__Given problem__:
Look through the data below and say how many of its lines contain "price", adding nothing else.

[Stored entries]
================

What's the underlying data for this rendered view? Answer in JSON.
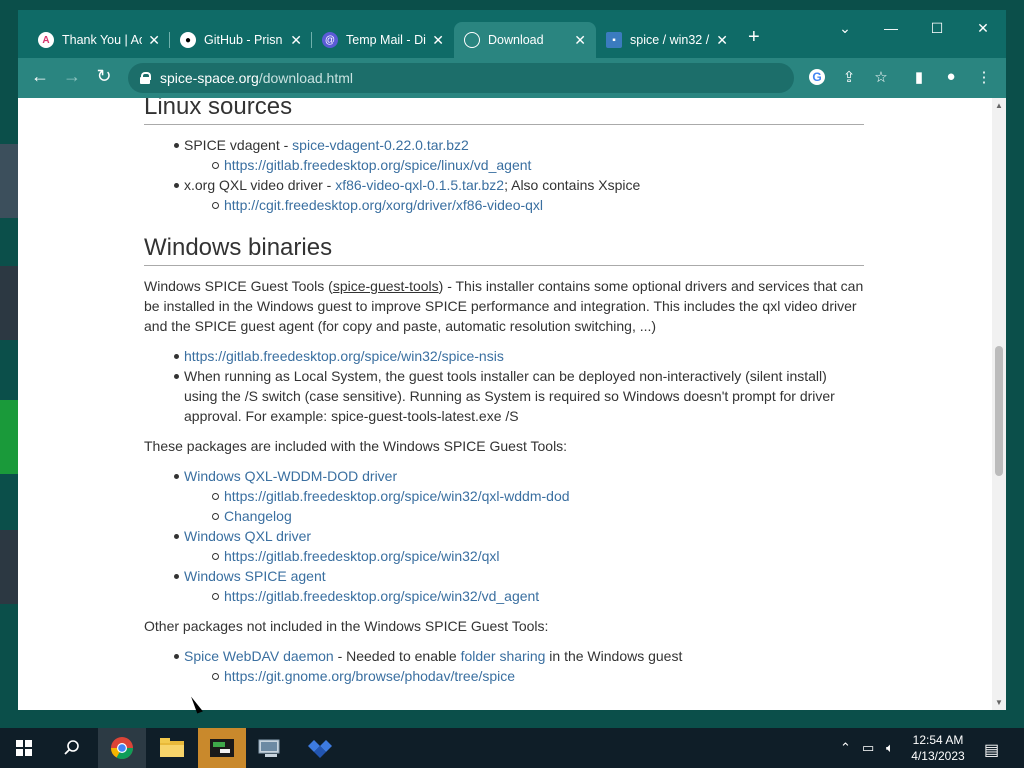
{
  "tabs": [
    {
      "title": "Thank You | Ac",
      "icon": "arc-logo-icon"
    },
    {
      "title": "GitHub - Prisn",
      "icon": "github-icon"
    },
    {
      "title": "Temp Mail - Di",
      "icon": "temp-mail-icon"
    },
    {
      "title": "Download",
      "icon": "globe-icon",
      "active": true
    },
    {
      "title": "spice / win32 /",
      "icon": "gitlab-icon"
    }
  ],
  "url": {
    "domain": "spice-space.org",
    "path": "/download.html"
  },
  "page": {
    "linux_heading": "Linux sources",
    "vdagent_label": "SPICE vdagent - ",
    "vdagent_link": "spice-vdagent-0.22.0.tar.bz2",
    "vdagent_repo": "https://gitlab.freedesktop.org/spice/linux/vd_agent",
    "qxl_label": "x.org QXL video driver - ",
    "qxl_link": "xf86-video-qxl-0.1.5.tar.bz2",
    "qxl_suffix": "; Also contains Xspice",
    "qxl_repo": "http://cgit.freedesktop.org/xorg/driver/xf86-video-qxl",
    "windows_heading": "Windows binaries",
    "guest_tools_prefix": "Windows SPICE Guest Tools (",
    "guest_tools_link": "spice-guest-tools",
    "guest_tools_desc": ") - This installer contains some optional drivers and services that can be installed in the Windows guest to improve SPICE performance and integration. This includes the qxl video driver and the SPICE guest agent (for copy and paste, automatic resolution switching, ...)",
    "nsis_repo": "https://gitlab.freedesktop.org/spice/win32/spice-nsis",
    "local_system_note": "When running as Local System, the guest tools installer can be deployed non-interactively (silent install) using the /S switch (case sensitive). Running as System is required so Windows doesn't prompt for driver approval. For example: spice-guest-tools-latest.exe /S",
    "included_intro": "These packages are included with the Windows SPICE Guest Tools:",
    "wddm_link": "Windows QXL-WDDM-DOD driver",
    "wddm_repo": "https://gitlab.freedesktop.org/spice/win32/qxl-wddm-dod",
    "changelog_link": "Changelog",
    "qxl_win_link": "Windows QXL driver",
    "qxl_win_repo": "https://gitlab.freedesktop.org/spice/win32/qxl",
    "agent_link": "Windows SPICE agent",
    "agent_repo": "https://gitlab.freedesktop.org/spice/win32/vd_agent",
    "other_intro": "Other packages not included in the Windows SPICE Guest Tools:",
    "webdav_link": "Spice WebDAV daemon",
    "webdav_mid": " - Needed to enable ",
    "folder_sharing_link": "folder sharing",
    "webdav_suffix": " in the Windows guest",
    "phodav_repo": "https://git.gnome.org/browse/phodav/tree/spice"
  },
  "clock": {
    "time": "12:54 AM",
    "date": "4/13/2023"
  },
  "colors": {
    "tabbar": "#0f6b67",
    "toolbar": "#2a8580",
    "link": "#3a6fa0",
    "taskbar": "#0f1e28"
  }
}
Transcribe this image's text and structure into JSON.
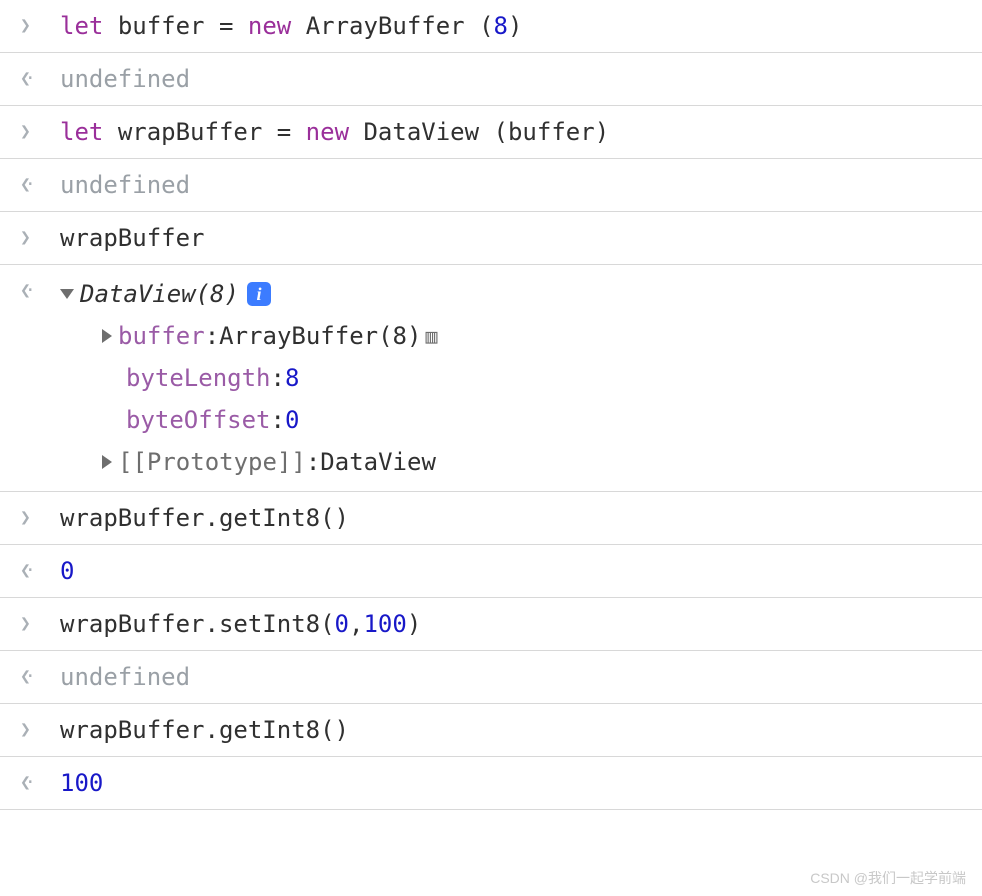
{
  "rows": [
    {
      "type": "input",
      "code": {
        "let": "let",
        "var1": "buffer",
        "eq": " = ",
        "new": "new",
        "ctor": " ArrayBuffer",
        "open": "(",
        "arg": "8",
        "close": ")"
      }
    },
    {
      "type": "output-undef",
      "text": "undefined"
    },
    {
      "type": "input",
      "code": {
        "let": "let",
        "var1": "wrapBuffer",
        "eq": " = ",
        "new": "new",
        "ctor": " DataView",
        "open": "(",
        "argIdent": "buffer",
        "close": ")"
      }
    },
    {
      "type": "output-undef",
      "text": "undefined"
    },
    {
      "type": "input-plain",
      "text": "wrapBuffer"
    },
    {
      "type": "output-tree",
      "head": "DataView(8)",
      "props": [
        {
          "kind": "expandable",
          "name": "buffer",
          "value": "ArrayBuffer(8)",
          "hasMemIcon": true
        },
        {
          "kind": "num",
          "name": "byteLength",
          "value": "8"
        },
        {
          "kind": "num",
          "name": "byteOffset",
          "value": "0"
        },
        {
          "kind": "proto",
          "name": "[[Prototype]]",
          "value": "DataView"
        }
      ]
    },
    {
      "type": "input-plain",
      "text": "wrapBuffer.getInt8()"
    },
    {
      "type": "output-num",
      "text": "0"
    },
    {
      "type": "input-call",
      "obj": "wrapBuffer",
      "method": ".setInt8",
      "open": "(",
      "arg1": "0",
      "comma": ",",
      "arg2": "100",
      "close": ")"
    },
    {
      "type": "output-undef",
      "text": "undefined"
    },
    {
      "type": "input-plain",
      "text": "wrapBuffer.getInt8()"
    },
    {
      "type": "output-num",
      "text": "100"
    }
  ],
  "watermark": "CSDN @我们一起学前端",
  "info_label": "i"
}
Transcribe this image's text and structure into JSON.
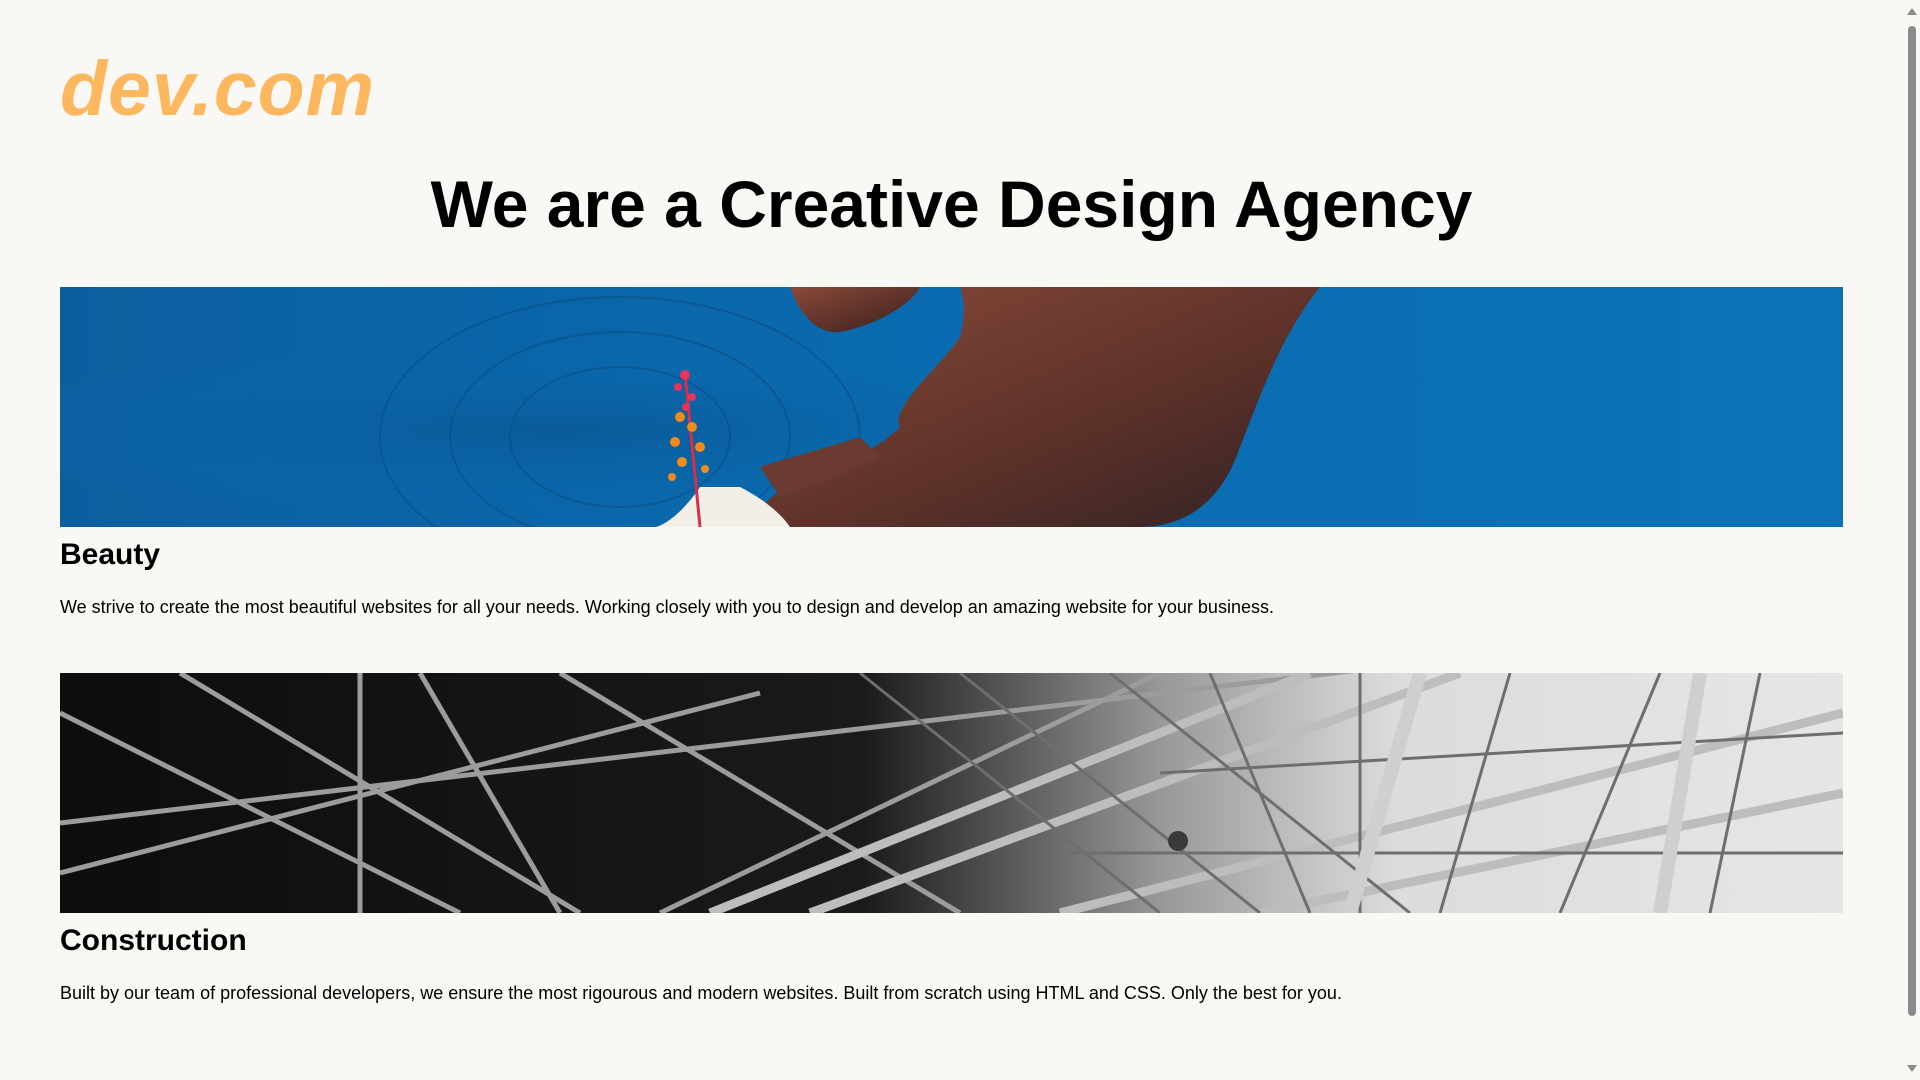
{
  "header": {
    "logo": "dev.com",
    "title": "We are a Creative Design Agency"
  },
  "sections": [
    {
      "image": "hand-with-flower-in-water",
      "heading": "Beauty",
      "text": "We strive to create the most beautiful websites for all your needs. Working closely with you to design and develop an amazing website for your business."
    },
    {
      "image": "steel-structure-construction",
      "heading": "Construction",
      "text": "Built by our team of professional developers, we ensure the most rigourous and modern websites. Built from scratch using HTML and CSS. Only the best for you."
    }
  ],
  "colors": {
    "background": "#f9f8f5",
    "logo": "#fdb75f",
    "water": "#0a6bb0"
  }
}
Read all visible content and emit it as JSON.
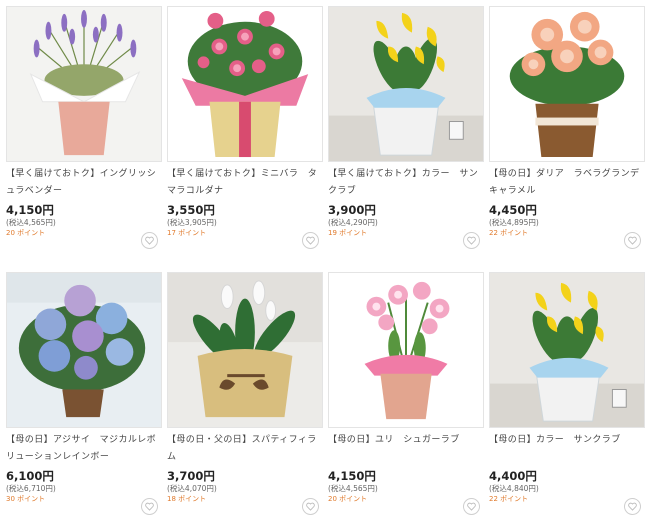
{
  "products": [
    {
      "title": "【早く届けておトク】イングリッシュラベンダー",
      "price": "4,150円",
      "tax_in": "(税込4,565円)",
      "points": "20 ポイント",
      "image": "lavender-pot",
      "fav_icon": "heart-icon"
    },
    {
      "title": "【早く届けておトク】ミニバラ　タマラコルダナ",
      "price": "3,550円",
      "tax_in": "(税込3,905円)",
      "points": "17 ポイント",
      "image": "mini-rose-pot",
      "fav_icon": "heart-icon"
    },
    {
      "title": "【早く届けておトク】カラー　サンクラブ",
      "price": "3,900円",
      "tax_in": "(税込4,290円)",
      "points": "19 ポイント",
      "image": "calla-pot",
      "fav_icon": "heart-icon"
    },
    {
      "title": "【母の日】ダリア　ラベラグランデキャラメル",
      "price": "4,450円",
      "tax_in": "(税込4,895円)",
      "points": "22 ポイント",
      "image": "dahlia-pot",
      "fav_icon": "heart-icon"
    },
    {
      "title": "【母の日】アジサイ　マジカルレボリューションレインボー",
      "price": "6,100円",
      "tax_in": "(税込6,710円)",
      "points": "30 ポイント",
      "image": "hydrangea-pot",
      "fav_icon": "heart-icon"
    },
    {
      "title": "【母の日・父の日】スパティフィラム",
      "price": "3,700円",
      "tax_in": "(税込4,070円)",
      "points": "18 ポイント",
      "image": "spathiphyllum-pot",
      "fav_icon": "heart-icon"
    },
    {
      "title": "【母の日】ユリ　シュガーラブ",
      "price": "4,150円",
      "tax_in": "(税込4,565円)",
      "points": "20 ポイント",
      "image": "lily-pot",
      "fav_icon": "heart-icon"
    },
    {
      "title": "【母の日】カラー　サンクラブ",
      "price": "4,400円",
      "tax_in": "(税込4,840円)",
      "points": "22 ポイント",
      "image": "calla-pot-2",
      "fav_icon": "heart-icon"
    }
  ],
  "colors": {
    "points": "#e07a2c",
    "border": "#e4e4e4",
    "price": "#222222"
  }
}
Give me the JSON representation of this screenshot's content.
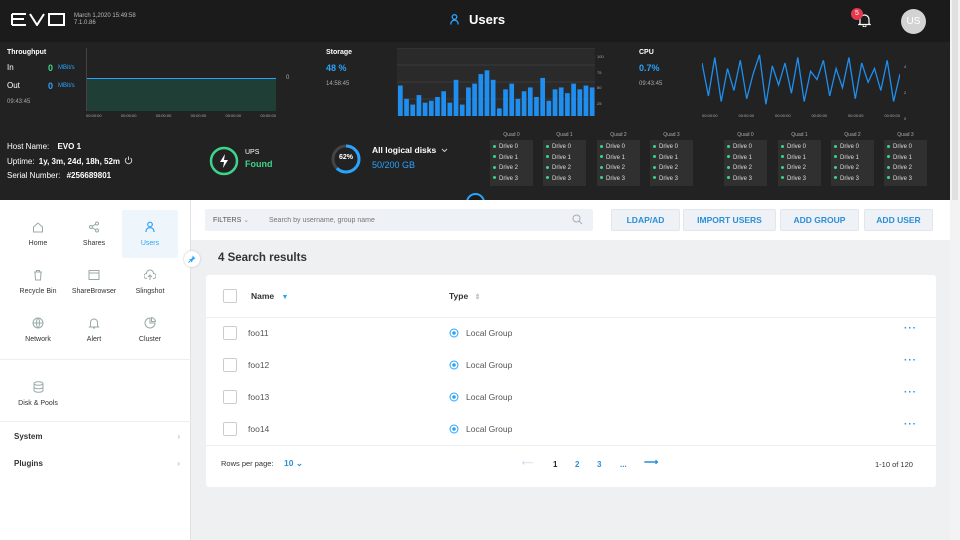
{
  "header": {
    "logo": "EVO",
    "datetime": "March 1,2020 15:49:58",
    "version": "7.1.0.86",
    "title": "Users",
    "notifications": "5",
    "avatar": "US"
  },
  "throughput": {
    "label": "Throughput",
    "in_label": "In",
    "in_value": "0",
    "in_unit": "MBit/s",
    "out_label": "Out",
    "out_value": "0",
    "out_unit": "MBit/s",
    "time": "09:43:45",
    "ymax": "0"
  },
  "storage": {
    "label": "Storage",
    "value": "48 %",
    "time": "14:58:45",
    "bars": [
      32,
      18,
      12,
      22,
      14,
      16,
      20,
      26,
      14,
      38,
      12,
      30,
      34,
      44,
      48,
      38,
      8,
      28,
      34,
      18,
      26,
      30,
      20,
      40,
      16,
      28,
      30,
      24,
      34,
      28,
      32,
      30
    ],
    "axis": [
      "100",
      "75",
      "50",
      "25"
    ]
  },
  "cpu": {
    "label": "CPU",
    "value": "0.7%",
    "time": "09:43:45",
    "line": [
      80,
      20,
      90,
      10,
      70,
      30,
      85,
      15,
      60,
      95,
      5,
      75,
      40,
      80,
      25,
      90,
      10,
      65,
      50,
      85,
      20,
      70,
      35,
      90,
      15,
      80,
      45,
      70,
      30,
      85,
      10,
      60
    ],
    "axis": [
      "4",
      "2",
      "0"
    ]
  },
  "host": {
    "name_label": "Host Name:",
    "name": "EVO 1",
    "uptime_label": "Uptime:",
    "uptime": "1y, 3m, 24d, 18h, 52m",
    "serial_label": "Serial Number:",
    "serial": "#256689801"
  },
  "ups": {
    "label": "UPS",
    "status": "Found"
  },
  "disks": {
    "percent": "62%",
    "percent_value": 62,
    "label": "All logical disks",
    "usage": "50/200 GB"
  },
  "quads": [
    "Quad 0",
    "Quad 1",
    "Quad 2",
    "Quad 3",
    "Quad 0",
    "Quad 1",
    "Quad 2",
    "Quad 3"
  ],
  "drives": [
    "Drive 0",
    "Drive 1",
    "Drive 2",
    "Drive 3"
  ],
  "nav": [
    {
      "label": "Home",
      "icon": "home-icon"
    },
    {
      "label": "Shares",
      "icon": "share-icon"
    },
    {
      "label": "Users",
      "icon": "user-icon"
    },
    {
      "label": "Recycle Bin",
      "icon": "trash-icon"
    },
    {
      "label": "ShareBrowser",
      "icon": "browser-icon"
    },
    {
      "label": "Slingshot",
      "icon": "upload-icon"
    },
    {
      "label": "Network",
      "icon": "network-icon"
    },
    {
      "label": "Alert",
      "icon": "bell-icon"
    },
    {
      "label": "Cluster",
      "icon": "pie-icon"
    }
  ],
  "disk_pools": "Disk & Pools",
  "system": "System",
  "plugins": "Plugins",
  "toolbar": {
    "filters": "FILTERS",
    "search_placeholder": "Search by username, group name",
    "ldap": "LDAP/AD",
    "import": "IMPORT USERS",
    "add_group": "ADD GROUP",
    "add_user": "ADD USER"
  },
  "results_title": "4 Search results",
  "table": {
    "col_name": "Name",
    "col_type": "Type",
    "rows": [
      {
        "name": "foo11",
        "type": "Local Group"
      },
      {
        "name": "foo12",
        "type": "Local Group"
      },
      {
        "name": "foo13",
        "type": "Local Group"
      },
      {
        "name": "foo14",
        "type": "Local Group"
      }
    ]
  },
  "pagination": {
    "rows_label": "Rows per page:",
    "rows_value": "10",
    "pages": [
      "1",
      "2",
      "3",
      "..."
    ],
    "range": "1-10 of 120"
  },
  "colors": {
    "accent": "#2aa3ff",
    "green": "#3ed48a",
    "dark": "#222222"
  }
}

================

__Response for this exercise__:
9